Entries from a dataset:
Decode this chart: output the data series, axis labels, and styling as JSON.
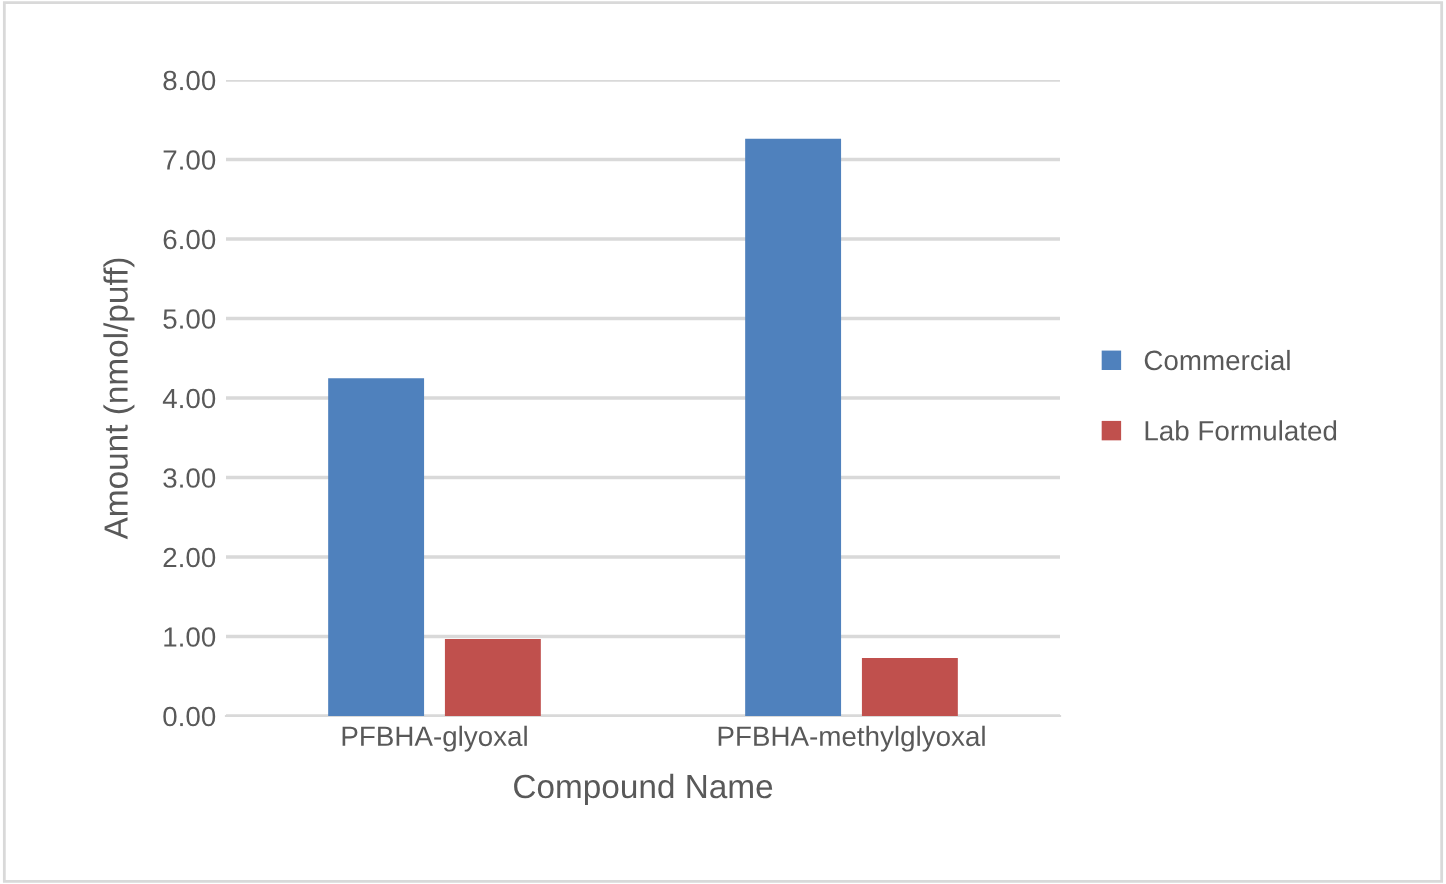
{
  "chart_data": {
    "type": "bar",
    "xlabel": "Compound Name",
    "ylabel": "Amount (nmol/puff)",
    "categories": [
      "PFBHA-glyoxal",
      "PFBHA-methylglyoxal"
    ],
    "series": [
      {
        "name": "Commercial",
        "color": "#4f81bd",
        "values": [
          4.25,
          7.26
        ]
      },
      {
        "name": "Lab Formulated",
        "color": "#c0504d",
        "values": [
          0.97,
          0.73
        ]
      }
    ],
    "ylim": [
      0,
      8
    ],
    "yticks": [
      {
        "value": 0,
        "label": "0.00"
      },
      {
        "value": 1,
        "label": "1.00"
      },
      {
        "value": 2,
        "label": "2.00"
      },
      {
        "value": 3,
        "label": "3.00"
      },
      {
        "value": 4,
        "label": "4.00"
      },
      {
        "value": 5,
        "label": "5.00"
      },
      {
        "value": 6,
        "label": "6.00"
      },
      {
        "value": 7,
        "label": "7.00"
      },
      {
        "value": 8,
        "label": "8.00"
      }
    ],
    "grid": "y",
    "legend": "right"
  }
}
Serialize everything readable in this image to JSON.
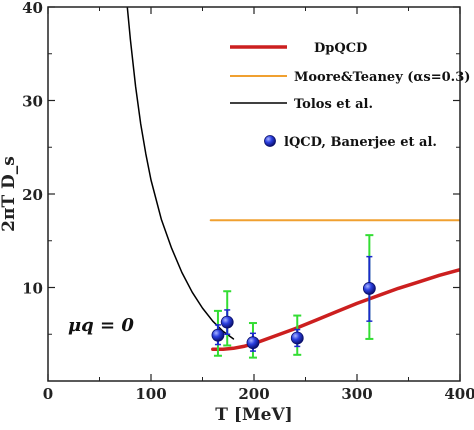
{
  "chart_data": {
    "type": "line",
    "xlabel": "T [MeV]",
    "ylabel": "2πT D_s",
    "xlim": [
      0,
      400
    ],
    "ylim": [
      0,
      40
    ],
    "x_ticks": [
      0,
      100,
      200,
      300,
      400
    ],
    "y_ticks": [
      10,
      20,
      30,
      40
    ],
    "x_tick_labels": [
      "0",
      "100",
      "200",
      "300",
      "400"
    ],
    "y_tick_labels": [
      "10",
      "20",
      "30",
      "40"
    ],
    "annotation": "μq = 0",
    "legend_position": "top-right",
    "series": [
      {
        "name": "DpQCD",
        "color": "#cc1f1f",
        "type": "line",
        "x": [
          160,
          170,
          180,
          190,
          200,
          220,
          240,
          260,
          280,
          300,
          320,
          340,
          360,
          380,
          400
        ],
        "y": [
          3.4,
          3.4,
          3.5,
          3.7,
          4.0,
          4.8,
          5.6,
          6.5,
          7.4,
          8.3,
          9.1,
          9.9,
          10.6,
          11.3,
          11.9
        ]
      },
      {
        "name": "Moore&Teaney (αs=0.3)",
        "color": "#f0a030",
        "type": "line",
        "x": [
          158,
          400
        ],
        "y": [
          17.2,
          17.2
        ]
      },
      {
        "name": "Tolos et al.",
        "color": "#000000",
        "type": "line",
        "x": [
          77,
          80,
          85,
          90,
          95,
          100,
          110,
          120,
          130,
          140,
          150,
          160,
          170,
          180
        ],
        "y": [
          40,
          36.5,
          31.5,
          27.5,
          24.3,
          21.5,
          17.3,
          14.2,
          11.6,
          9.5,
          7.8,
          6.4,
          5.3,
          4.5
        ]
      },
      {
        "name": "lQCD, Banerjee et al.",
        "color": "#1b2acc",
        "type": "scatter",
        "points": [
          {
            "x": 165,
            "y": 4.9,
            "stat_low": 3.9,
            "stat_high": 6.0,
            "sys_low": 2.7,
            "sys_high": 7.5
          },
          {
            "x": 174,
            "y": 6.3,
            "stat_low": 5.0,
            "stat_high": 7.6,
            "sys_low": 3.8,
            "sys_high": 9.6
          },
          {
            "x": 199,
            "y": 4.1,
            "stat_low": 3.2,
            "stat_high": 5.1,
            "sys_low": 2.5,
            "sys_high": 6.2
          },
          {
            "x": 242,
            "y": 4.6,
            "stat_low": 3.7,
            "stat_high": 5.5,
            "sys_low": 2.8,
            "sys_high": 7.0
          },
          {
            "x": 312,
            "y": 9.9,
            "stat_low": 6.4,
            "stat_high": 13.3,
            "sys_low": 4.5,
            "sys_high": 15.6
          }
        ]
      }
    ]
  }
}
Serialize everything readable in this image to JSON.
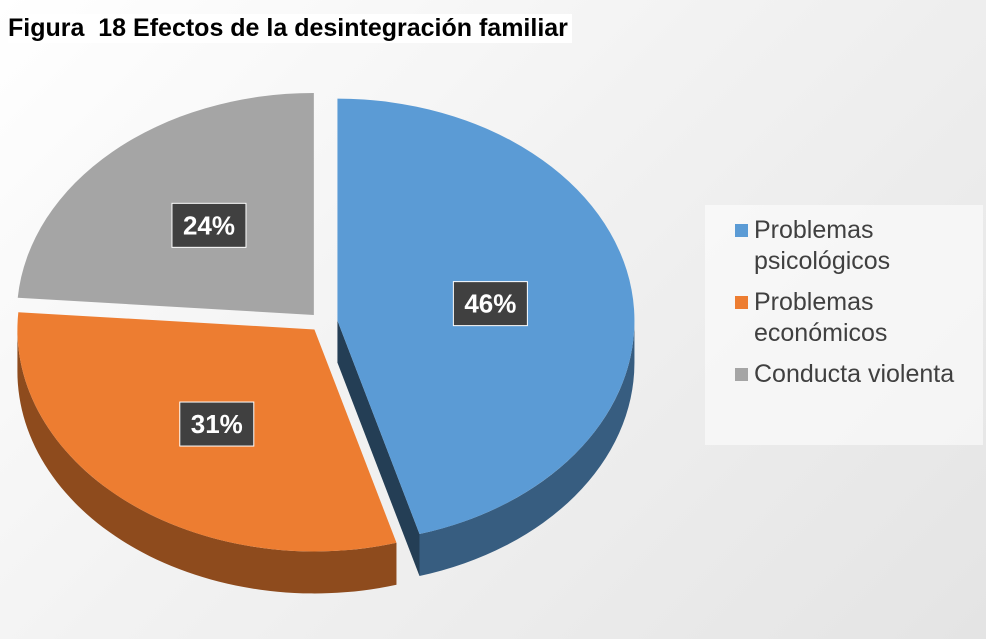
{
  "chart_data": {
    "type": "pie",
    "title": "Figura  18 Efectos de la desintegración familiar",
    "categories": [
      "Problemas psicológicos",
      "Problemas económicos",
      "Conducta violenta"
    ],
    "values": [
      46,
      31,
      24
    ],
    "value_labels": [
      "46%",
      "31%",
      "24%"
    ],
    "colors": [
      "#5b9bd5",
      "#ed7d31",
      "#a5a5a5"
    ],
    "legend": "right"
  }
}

● Required task
Return every line of the records exactly as given, pictures excluded.

● Solution
Decode this chart: output the data series, axis labels, and styling as JSON.
{
  "chart_data": {
    "type": "bar",
    "xlabel": "Compound Name",
    "ylabel": "Amount (nmol/puff)",
    "categories": [
      "PFBHA-glyoxal",
      "PFBHA-methylglyoxal"
    ],
    "series": [
      {
        "name": "Commercial",
        "color": "#4f81bd",
        "values": [
          4.25,
          7.26
        ]
      },
      {
        "name": "Lab Formulated",
        "color": "#c0504d",
        "values": [
          0.97,
          0.73
        ]
      }
    ],
    "ylim": [
      0,
      8
    ],
    "yticks": [
      {
        "value": 0,
        "label": "0.00"
      },
      {
        "value": 1,
        "label": "1.00"
      },
      {
        "value": 2,
        "label": "2.00"
      },
      {
        "value": 3,
        "label": "3.00"
      },
      {
        "value": 4,
        "label": "4.00"
      },
      {
        "value": 5,
        "label": "5.00"
      },
      {
        "value": 6,
        "label": "6.00"
      },
      {
        "value": 7,
        "label": "7.00"
      },
      {
        "value": 8,
        "label": "8.00"
      }
    ],
    "grid": "y",
    "legend": "right"
  }
}
Serialize everything readable in this image to JSON.
{
  "chart_data": {
    "type": "line",
    "xlabel": "T [MeV]",
    "ylabel": "2πT D_s",
    "xlim": [
      0,
      400
    ],
    "ylim": [
      0,
      40
    ],
    "x_ticks": [
      0,
      100,
      200,
      300,
      400
    ],
    "y_ticks": [
      10,
      20,
      30,
      40
    ],
    "x_tick_labels": [
      "0",
      "100",
      "200",
      "300",
      "400"
    ],
    "y_tick_labels": [
      "10",
      "20",
      "30",
      "40"
    ],
    "annotation": "μq = 0",
    "legend_position": "top-right",
    "series": [
      {
        "name": "DpQCD",
        "color": "#cc1f1f",
        "type": "line",
        "x": [
          160,
          170,
          180,
          190,
          200,
          220,
          240,
          260,
          280,
          300,
          320,
          340,
          360,
          380,
          400
        ],
        "y": [
          3.4,
          3.4,
          3.5,
          3.7,
          4.0,
          4.8,
          5.6,
          6.5,
          7.4,
          8.3,
          9.1,
          9.9,
          10.6,
          11.3,
          11.9
        ]
      },
      {
        "name": "Moore&Teaney (αs=0.3)",
        "color": "#f0a030",
        "type": "line",
        "x": [
          158,
          400
        ],
        "y": [
          17.2,
          17.2
        ]
      },
      {
        "name": "Tolos et al.",
        "color": "#000000",
        "type": "line",
        "x": [
          77,
          80,
          85,
          90,
          95,
          100,
          110,
          120,
          130,
          140,
          150,
          160,
          170,
          180
        ],
        "y": [
          40,
          36.5,
          31.5,
          27.5,
          24.3,
          21.5,
          17.3,
          14.2,
          11.6,
          9.5,
          7.8,
          6.4,
          5.3,
          4.5
        ]
      },
      {
        "name": "lQCD, Banerjee et al.",
        "color": "#1b2acc",
        "type": "scatter",
        "points": [
          {
            "x": 165,
            "y": 4.9,
            "stat_low": 3.9,
            "stat_high": 6.0,
            "sys_low": 2.7,
            "sys_high": 7.5
          },
          {
            "x": 174,
            "y": 6.3,
            "stat_low": 5.0,
            "stat_high": 7.6,
            "sys_low": 3.8,
            "sys_high": 9.6
          },
          {
            "x": 199,
            "y": 4.1,
            "stat_low": 3.2,
            "stat_high": 5.1,
            "sys_low": 2.5,
            "sys_high": 6.2
          },
          {
            "x": 242,
            "y": 4.6,
            "stat_low": 3.7,
            "stat_high": 5.5,
            "sys_low": 2.8,
            "sys_high": 7.0
          },
          {
            "x": 312,
            "y": 9.9,
            "stat_low": 6.4,
            "stat_high": 13.3,
            "sys_low": 4.5,
            "sys_high": 15.6
          }
        ]
      }
    ]
  }
}
Serialize everything readable in this image to JSON.
{
  "chart_data": {
    "type": "pie",
    "title": "Figura  18 Efectos de la desintegración familiar",
    "categories": [
      "Problemas psicológicos",
      "Problemas económicos",
      "Conducta violenta"
    ],
    "values": [
      46,
      31,
      24
    ],
    "value_labels": [
      "46%",
      "31%",
      "24%"
    ],
    "colors": [
      "#5b9bd5",
      "#ed7d31",
      "#a5a5a5"
    ],
    "legend": "right"
  }
}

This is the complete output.